Task:
Count how many lines contain the word "Pernšteina". Respond with the number alone.

Collected data:
--
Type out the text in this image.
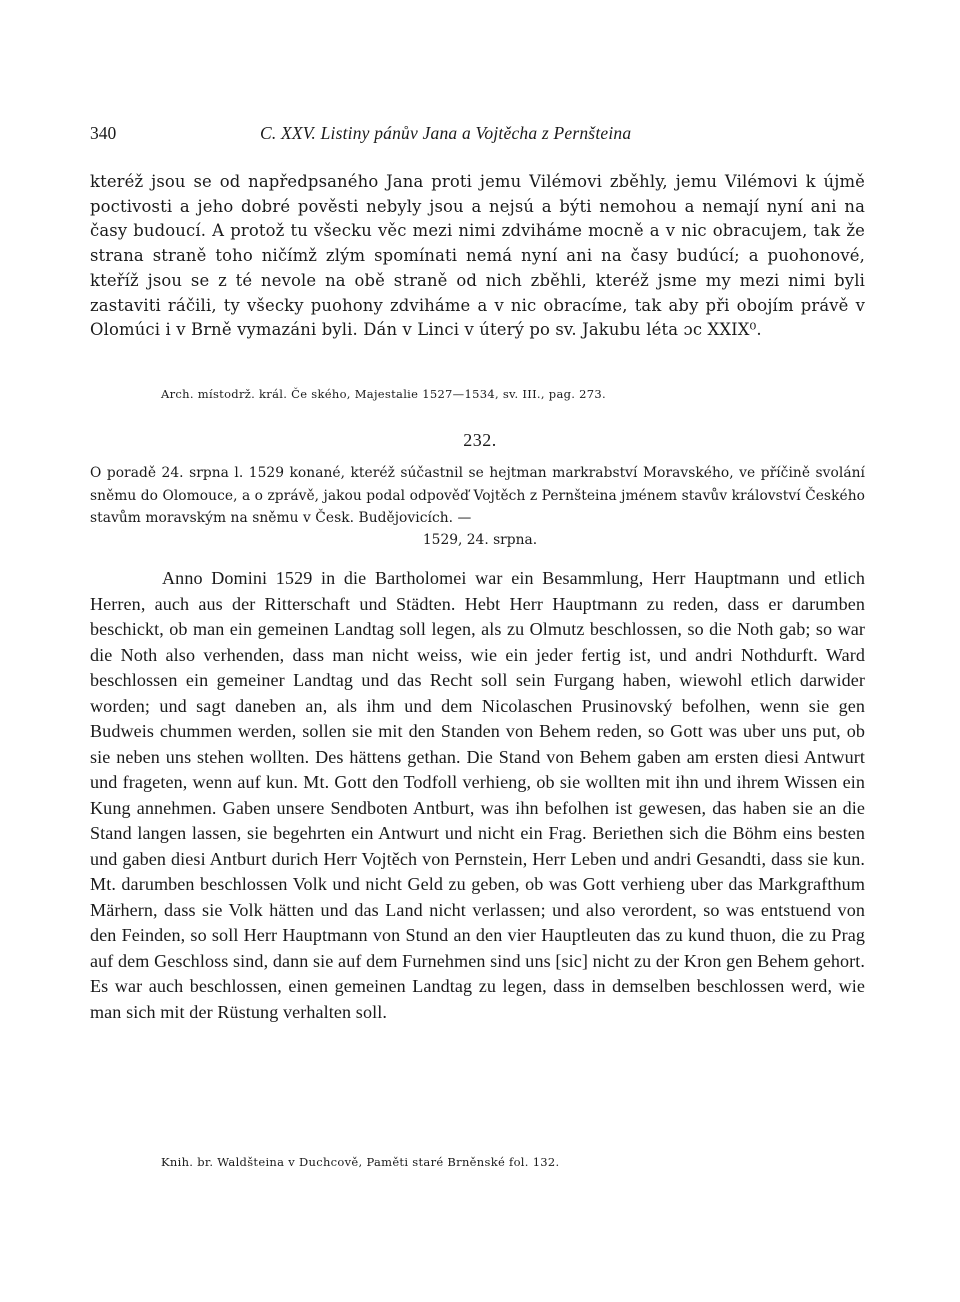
340	C. XXV. Listiny pánův Jana a Vojtěcha z Pernšteina

kteréž jsou se od napředpsaného Jana proti jemu Vilémovi zběhly, jemu Vilémovi k újmě poctivosti a jeho dobré pověsti nebyly jsou a nejsú a býti nemohou a nemají nyní ani na časy budoucí. A protož tu všecku věc mezi nimi zdviháme mocně a v nic obracujem, tak že strana straně toho ničímž zlým spomínati nemá nyní ani na časy budúcí; a puohonové, kteříž jsou se z té nevole na obě straně od nich zběhli, kteréž jsme my mezi nimi byli zastaviti ráčili, ty všecky puohony zdviháme a v nic obracíme, tak aby při obojím právě v Olomúci i v Brně vymazáni byli. Dán v Linci v úterý po sv. Jakubu léta ɔc XXIX⁰.

Arch. místodrž. král. Če ského, Majestalie 1527—1534, sv. III., pag. 273.

232.

O poradě 24. srpna l. 1529 konané, kteréž súčastnil se hejtman markrabství Moravského, ve příčině svolání sněmu do Olomouce, a o zprávě, jakou podal odpověď Vojtěch z Pernšteina jménem stavův království Českého stavům moravským na sněmu v Česk. Budějovicích. —

1529, 24. srpna.

Anno Domini 1529 in die Bartholomei war ein Besammlung, Herr Hauptmann und etlich Herren, auch aus der Ritterschaft und Städten. Hebt Herr Hauptmann zu reden, dass er darumben beschickt, ob man ein gemeinen Landtag soll legen, als zu Olmutz beschlossen, so die Noth gab; so war die Noth also verhenden, dass man nicht weiss, wie ein jeder fertig ist, und andri Nothdurft. Ward beschlossen ein gemeiner Landtag und das Recht soll sein Furgang haben, wiewohl etlich darwider worden; und sagt daneben an, als ihm und dem Nicolaschen Prusinovský befolhen, wenn sie gen Budweis chummen werden, sollen sie mit den Standen von Behem reden, so Gott was uber uns put, ob sie neben uns stehen wollten. Des hättens gethan. Die Stand von Behem gaben am ersten diesi Antwurt und frageten, wenn auf kun. Mt. Gott den Todfoll verhieng, ob sie wollten mit ihn und ihrem Wissen ein Kung annehmen. Gaben unsere Sendboten Antburt, was ihn befolhen ist gewesen, das haben sie an die Stand langen lassen, sie begehrten ein Antwurt und nicht ein Frag. Beriethen sich die Böhm eins besten und gaben diesi Antburt durich Herr Vojtěch von Pernstein, Herr Leben und andri Gesandti, dass sie kun. Mt. darumben beschlossen Volk und nicht Geld zu geben, ob was Gott verhieng uber das Markgrafthum Märhern, dass sie Volk hätten und das Land nicht verlassen; und also verordent, so was entstuend von den Feinden, so soll Herr Hauptmann von Stund an den vier Hauptleuten das zu kund thuon, die zu Prag auf dem Geschloss sind, dann sie auf dem Furnehmen sind uns [sic] nicht zu der Kron gen Behem gehort. Es war auch beschlossen, einen gemeinen Landtag zu legen, dass in demselben beschlossen werd, wie man sich mit der Rüstung verhalten soll.

Knih. br. Waldšteina v Duchcově, Paměti staré Brněnské fol. 132.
--
Answer for this exercise:
2